→ Objective: Output every line of the data exactly as it appears.

→ Dataset items:
--------------------------------------------------
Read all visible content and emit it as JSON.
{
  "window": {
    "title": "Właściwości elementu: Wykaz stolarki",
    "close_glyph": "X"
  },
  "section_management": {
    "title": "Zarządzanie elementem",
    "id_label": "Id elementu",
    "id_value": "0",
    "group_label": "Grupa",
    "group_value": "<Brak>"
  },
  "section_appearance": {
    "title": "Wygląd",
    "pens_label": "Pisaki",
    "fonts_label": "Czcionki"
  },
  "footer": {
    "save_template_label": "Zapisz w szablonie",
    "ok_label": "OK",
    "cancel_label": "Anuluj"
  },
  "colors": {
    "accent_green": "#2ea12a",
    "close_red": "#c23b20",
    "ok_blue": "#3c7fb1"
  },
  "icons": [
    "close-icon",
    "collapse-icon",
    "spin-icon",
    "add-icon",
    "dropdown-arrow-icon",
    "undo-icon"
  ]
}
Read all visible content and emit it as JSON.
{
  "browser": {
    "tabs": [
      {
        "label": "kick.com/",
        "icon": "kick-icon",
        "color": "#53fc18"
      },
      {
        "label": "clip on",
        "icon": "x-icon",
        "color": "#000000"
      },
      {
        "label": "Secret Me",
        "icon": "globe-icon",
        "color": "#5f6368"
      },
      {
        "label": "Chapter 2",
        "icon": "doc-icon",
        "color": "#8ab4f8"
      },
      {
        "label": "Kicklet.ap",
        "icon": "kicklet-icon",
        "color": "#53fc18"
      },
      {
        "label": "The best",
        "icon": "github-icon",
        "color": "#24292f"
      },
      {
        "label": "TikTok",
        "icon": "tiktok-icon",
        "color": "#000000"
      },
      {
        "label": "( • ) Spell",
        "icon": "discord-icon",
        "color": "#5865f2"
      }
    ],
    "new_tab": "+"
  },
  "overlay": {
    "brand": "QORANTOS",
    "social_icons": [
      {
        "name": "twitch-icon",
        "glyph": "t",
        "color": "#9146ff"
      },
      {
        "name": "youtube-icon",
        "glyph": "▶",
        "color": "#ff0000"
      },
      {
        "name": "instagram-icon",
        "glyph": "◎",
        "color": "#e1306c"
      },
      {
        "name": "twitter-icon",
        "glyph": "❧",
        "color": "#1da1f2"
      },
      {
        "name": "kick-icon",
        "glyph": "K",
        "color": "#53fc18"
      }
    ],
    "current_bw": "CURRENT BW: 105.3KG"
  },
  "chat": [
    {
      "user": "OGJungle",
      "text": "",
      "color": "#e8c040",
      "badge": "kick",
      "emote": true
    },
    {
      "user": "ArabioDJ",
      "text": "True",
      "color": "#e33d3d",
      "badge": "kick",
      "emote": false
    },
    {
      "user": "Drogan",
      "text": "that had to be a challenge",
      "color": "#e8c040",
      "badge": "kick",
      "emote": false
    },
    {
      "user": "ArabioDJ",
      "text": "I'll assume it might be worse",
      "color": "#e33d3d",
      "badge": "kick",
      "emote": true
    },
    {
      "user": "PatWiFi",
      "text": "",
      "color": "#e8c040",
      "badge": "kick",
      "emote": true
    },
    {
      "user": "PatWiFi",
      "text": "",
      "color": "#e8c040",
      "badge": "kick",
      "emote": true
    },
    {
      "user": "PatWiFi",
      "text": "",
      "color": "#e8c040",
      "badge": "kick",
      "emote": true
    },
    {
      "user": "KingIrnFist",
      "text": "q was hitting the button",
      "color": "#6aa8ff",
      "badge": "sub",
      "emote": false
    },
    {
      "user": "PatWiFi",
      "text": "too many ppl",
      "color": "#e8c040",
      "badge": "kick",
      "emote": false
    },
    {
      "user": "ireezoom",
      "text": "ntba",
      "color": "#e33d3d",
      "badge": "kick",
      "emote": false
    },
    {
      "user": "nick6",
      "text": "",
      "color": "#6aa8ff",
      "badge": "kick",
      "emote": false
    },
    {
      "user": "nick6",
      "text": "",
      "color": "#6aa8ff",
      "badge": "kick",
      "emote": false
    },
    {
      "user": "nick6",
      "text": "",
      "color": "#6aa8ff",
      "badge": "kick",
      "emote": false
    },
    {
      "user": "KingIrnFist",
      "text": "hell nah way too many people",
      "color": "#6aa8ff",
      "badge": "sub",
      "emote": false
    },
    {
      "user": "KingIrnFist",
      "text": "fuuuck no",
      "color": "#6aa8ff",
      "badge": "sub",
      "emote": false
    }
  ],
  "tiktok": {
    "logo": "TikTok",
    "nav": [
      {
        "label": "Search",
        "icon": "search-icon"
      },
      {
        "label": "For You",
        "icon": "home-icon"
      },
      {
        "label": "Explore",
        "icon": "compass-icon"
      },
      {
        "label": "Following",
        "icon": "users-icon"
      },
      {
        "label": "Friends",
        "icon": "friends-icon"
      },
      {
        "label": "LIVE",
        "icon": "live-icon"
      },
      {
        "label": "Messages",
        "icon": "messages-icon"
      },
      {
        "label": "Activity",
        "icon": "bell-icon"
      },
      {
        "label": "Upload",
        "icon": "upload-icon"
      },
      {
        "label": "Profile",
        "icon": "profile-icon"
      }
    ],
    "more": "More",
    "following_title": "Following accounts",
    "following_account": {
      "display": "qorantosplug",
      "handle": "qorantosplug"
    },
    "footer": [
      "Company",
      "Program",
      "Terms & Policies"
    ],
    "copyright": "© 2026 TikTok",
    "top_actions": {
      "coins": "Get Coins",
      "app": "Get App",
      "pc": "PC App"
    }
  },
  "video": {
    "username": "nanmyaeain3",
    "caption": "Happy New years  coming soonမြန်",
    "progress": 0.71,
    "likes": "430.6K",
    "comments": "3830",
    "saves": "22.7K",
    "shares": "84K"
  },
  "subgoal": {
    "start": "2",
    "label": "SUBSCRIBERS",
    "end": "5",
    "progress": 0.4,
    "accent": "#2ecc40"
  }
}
--------------------------------------------------
→ The answer:
Read all visible content and emit it as JSON.
{
  "window": {
    "title": "Właściwości elementu: Wykaz stolarki",
    "close_glyph": "X"
  },
  "section_management": {
    "title": "Zarządzanie elementem",
    "id_label": "Id elementu",
    "id_value": "0",
    "group_label": "Grupa",
    "group_value": "<Brak>"
  },
  "section_appearance": {
    "title": "Wygląd",
    "pens_label": "Pisaki",
    "fonts_label": "Czcionki"
  },
  "footer": {
    "save_template_label": "Zapisz w szablonie",
    "ok_label": "OK",
    "cancel_label": "Anuluj"
  },
  "colors": {
    "accent_green": "#2ea12a",
    "close_red": "#c23b20",
    "ok_blue": "#3c7fb1"
  },
  "icons": [
    "close-icon",
    "collapse-icon",
    "spin-icon",
    "add-icon",
    "dropdown-arrow-icon",
    "undo-icon"
  ]
}
Read all visible content and emit it as JSON.
{
  "browser": {
    "tabs": [
      {
        "label": "kick.com/",
        "icon": "kick-icon",
        "color": "#53fc18"
      },
      {
        "label": "clip on",
        "icon": "x-icon",
        "color": "#000000"
      },
      {
        "label": "Secret Me",
        "icon": "globe-icon",
        "color": "#5f6368"
      },
      {
        "label": "Chapter 2",
        "icon": "doc-icon",
        "color": "#8ab4f8"
      },
      {
        "label": "Kicklet.ap",
        "icon": "kicklet-icon",
        "color": "#53fc18"
      },
      {
        "label": "The best",
        "icon": "github-icon",
        "color": "#24292f"
      },
      {
        "label": "TikTok",
        "icon": "tiktok-icon",
        "color": "#000000"
      },
      {
        "label": "( • ) Spell",
        "icon": "discord-icon",
        "color": "#5865f2"
      }
    ],
    "new_tab": "+"
  },
  "overlay": {
    "brand": "QORANTOS",
    "social_icons": [
      {
        "name": "twitch-icon",
        "glyph": "t",
        "color": "#9146ff"
      },
      {
        "name": "youtube-icon",
        "glyph": "▶",
        "color": "#ff0000"
      },
      {
        "name": "instagram-icon",
        "glyph": "◎",
        "color": "#e1306c"
      },
      {
        "name": "twitter-icon",
        "glyph": "❧",
        "color": "#1da1f2"
      },
      {
        "name": "kick-icon",
        "glyph": "K",
        "color": "#53fc18"
      }
    ],
    "current_bw": "CURRENT BW: 105.3KG"
  },
  "chat": [
    {
      "user": "OGJungle",
      "text": "",
      "color": "#e8c040",
      "badge": "kick",
      "emote": true
    },
    {
      "user": "ArabioDJ",
      "text": "True",
      "color": "#e33d3d",
      "badge": "kick",
      "emote": false
    },
    {
      "user": "Drogan",
      "text": "that had to be a challenge",
      "color": "#e8c040",
      "badge": "kick",
      "emote": false
    },
    {
      "user": "ArabioDJ",
      "text": "I'll assume it might be worse",
      "color": "#e33d3d",
      "badge": "kick",
      "emote": true
    },
    {
      "user": "PatWiFi",
      "text": "",
      "color": "#e8c040",
      "badge": "kick",
      "emote": true
    },
    {
      "user": "PatWiFi",
      "text": "",
      "color": "#e8c040",
      "badge": "kick",
      "emote": true
    },
    {
      "user": "PatWiFi",
      "text": "",
      "color": "#e8c040",
      "badge": "kick",
      "emote": true
    },
    {
      "user": "KingIrnFist",
      "text": "q was hitting the button",
      "color": "#6aa8ff",
      "badge": "sub",
      "emote": false
    },
    {
      "user": "PatWiFi",
      "text": "too many ppl",
      "color": "#e8c040",
      "badge": "kick",
      "emote": false
    },
    {
      "user": "ireezoom",
      "text": "ntba",
      "color": "#e33d3d",
      "badge": "kick",
      "emote": false
    },
    {
      "user": "nick6",
      "text": "",
      "color": "#6aa8ff",
      "badge": "kick",
      "emote": false
    },
    {
      "user": "nick6",
      "text": "",
      "color": "#6aa8ff",
      "badge": "kick",
      "emote": false
    },
    {
      "user": "nick6",
      "text": "",
      "color": "#6aa8ff",
      "badge": "kick",
      "emote": false
    },
    {
      "user": "KingIrnFist",
      "text": "hell nah way too many people",
      "color": "#6aa8ff",
      "badge": "sub",
      "emote": false
    },
    {
      "user": "KingIrnFist",
      "text": "fuuuck no",
      "color": "#6aa8ff",
      "badge": "sub",
      "emote": false
    }
  ],
  "tiktok": {
    "logo": "TikTok",
    "nav": [
      {
        "label": "Search",
        "icon": "search-icon"
      },
      {
        "label": "For You",
        "icon": "home-icon"
      },
      {
        "label": "Explore",
        "icon": "compass-icon"
      },
      {
        "label": "Following",
        "icon": "users-icon"
      },
      {
        "label": "Friends",
        "icon": "friends-icon"
      },
      {
        "label": "LIVE",
        "icon": "live-icon"
      },
      {
        "label": "Messages",
        "icon": "messages-icon"
      },
      {
        "label": "Activity",
        "icon": "bell-icon"
      },
      {
        "label": "Upload",
        "icon": "upload-icon"
      },
      {
        "label": "Profile",
        "icon": "profile-icon"
      }
    ],
    "more": "More",
    "following_title": "Following accounts",
    "following_account": {
      "display": "qorantosplug",
      "handle": "qorantosplug"
    },
    "footer": [
      "Company",
      "Program",
      "Terms & Policies"
    ],
    "copyright": "© 2026 TikTok",
    "top_actions": {
      "coins": "Get Coins",
      "app": "Get App",
      "pc": "PC App"
    }
  },
  "video": {
    "username": "nanmyaeain3",
    "caption": "Happy New years  coming soonမြန်",
    "progress": 0.71,
    "likes": "430.6K",
    "comments": "3830",
    "saves": "22.7K",
    "shares": "84K"
  },
  "subgoal": {
    "start": "2",
    "label": "SUBSCRIBERS",
    "end": "5",
    "progress": 0.4,
    "accent": "#2ecc40"
  }
}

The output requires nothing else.